■ **EXERCISE INSTRUCTIONS**: Below is a listing; reproduce each line of it exactly.

*** MATERIAL FOR THE TASK

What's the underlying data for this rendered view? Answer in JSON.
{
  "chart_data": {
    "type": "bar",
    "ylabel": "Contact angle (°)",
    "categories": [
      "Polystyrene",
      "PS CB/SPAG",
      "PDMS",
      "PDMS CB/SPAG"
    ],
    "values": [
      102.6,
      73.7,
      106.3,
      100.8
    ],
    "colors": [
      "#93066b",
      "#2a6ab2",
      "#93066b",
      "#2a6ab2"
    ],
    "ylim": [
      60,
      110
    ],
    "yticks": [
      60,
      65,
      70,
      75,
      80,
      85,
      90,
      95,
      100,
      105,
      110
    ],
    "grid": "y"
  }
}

******

■ **WRITTEN ANSWER**:
What's the underlying data for this rendered view? Answer in JSON.
{
  "chart_data": {
    "type": "bar",
    "ylabel": "Contact angle (°)",
    "categories": [
      "Polystyrene",
      "PS CB/SPAG",
      "PDMS",
      "PDMS CB/SPAG"
    ],
    "values": [
      102.6,
      73.7,
      106.3,
      100.8
    ],
    "colors": [
      "#93066b",
      "#2a6ab2",
      "#93066b",
      "#2a6ab2"
    ],
    "ylim": [
      60,
      110
    ],
    "yticks": [
      60,
      65,
      70,
      75,
      80,
      85,
      90,
      95,
      100,
      105,
      110
    ],
    "grid": "y"
  }
}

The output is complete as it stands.